Request: Lines containing the word "screenshot" need to be counted. Please reply with how many there are, and nothing else.

====== Supplied data

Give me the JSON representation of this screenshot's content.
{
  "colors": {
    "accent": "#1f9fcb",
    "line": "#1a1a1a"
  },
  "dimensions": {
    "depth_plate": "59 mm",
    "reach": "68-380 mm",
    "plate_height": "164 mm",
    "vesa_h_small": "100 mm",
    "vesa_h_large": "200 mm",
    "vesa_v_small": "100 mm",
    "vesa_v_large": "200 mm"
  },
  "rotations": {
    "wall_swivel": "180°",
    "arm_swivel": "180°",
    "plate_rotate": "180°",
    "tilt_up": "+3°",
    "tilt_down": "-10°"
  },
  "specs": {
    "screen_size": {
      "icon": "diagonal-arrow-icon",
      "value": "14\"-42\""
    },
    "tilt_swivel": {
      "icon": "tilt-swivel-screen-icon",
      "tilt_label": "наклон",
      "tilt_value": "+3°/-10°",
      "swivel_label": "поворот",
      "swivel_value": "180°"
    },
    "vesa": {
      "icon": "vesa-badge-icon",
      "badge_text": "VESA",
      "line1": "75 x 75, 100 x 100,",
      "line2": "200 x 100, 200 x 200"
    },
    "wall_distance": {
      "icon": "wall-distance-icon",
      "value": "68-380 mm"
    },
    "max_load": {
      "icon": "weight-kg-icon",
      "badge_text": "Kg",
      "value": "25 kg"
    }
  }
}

============
====== Supplied data

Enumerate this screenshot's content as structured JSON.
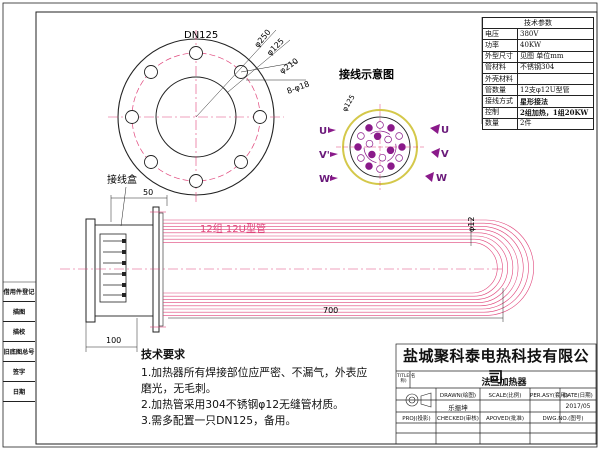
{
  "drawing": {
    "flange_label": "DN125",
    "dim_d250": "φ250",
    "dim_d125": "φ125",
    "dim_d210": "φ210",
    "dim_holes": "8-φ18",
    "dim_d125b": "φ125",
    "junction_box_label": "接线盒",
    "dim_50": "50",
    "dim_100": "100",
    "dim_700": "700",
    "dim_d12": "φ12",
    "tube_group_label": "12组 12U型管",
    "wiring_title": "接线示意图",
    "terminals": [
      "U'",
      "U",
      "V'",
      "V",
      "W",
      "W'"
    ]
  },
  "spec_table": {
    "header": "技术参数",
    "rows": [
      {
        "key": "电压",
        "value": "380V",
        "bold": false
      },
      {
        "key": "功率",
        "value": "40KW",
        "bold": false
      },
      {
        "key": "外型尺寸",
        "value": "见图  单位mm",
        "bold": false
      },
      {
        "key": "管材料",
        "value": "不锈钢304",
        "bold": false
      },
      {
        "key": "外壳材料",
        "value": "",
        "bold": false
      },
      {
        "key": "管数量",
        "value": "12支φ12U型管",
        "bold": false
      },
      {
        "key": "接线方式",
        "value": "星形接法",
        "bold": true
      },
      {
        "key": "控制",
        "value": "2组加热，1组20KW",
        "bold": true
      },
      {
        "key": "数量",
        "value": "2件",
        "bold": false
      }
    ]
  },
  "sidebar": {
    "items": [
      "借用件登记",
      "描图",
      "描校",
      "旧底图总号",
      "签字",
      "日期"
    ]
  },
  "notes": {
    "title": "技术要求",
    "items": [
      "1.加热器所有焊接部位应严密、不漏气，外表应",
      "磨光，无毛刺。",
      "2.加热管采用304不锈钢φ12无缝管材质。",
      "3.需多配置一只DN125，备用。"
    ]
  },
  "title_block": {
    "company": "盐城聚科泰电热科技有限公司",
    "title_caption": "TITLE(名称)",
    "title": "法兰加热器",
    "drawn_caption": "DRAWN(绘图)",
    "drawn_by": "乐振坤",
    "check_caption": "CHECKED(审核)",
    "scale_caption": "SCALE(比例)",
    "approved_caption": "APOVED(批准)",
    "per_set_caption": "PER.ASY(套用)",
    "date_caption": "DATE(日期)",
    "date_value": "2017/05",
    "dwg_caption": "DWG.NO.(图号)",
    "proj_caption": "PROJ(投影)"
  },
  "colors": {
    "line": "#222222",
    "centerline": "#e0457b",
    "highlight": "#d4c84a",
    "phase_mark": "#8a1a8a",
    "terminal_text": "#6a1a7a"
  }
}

============

Full solution: 2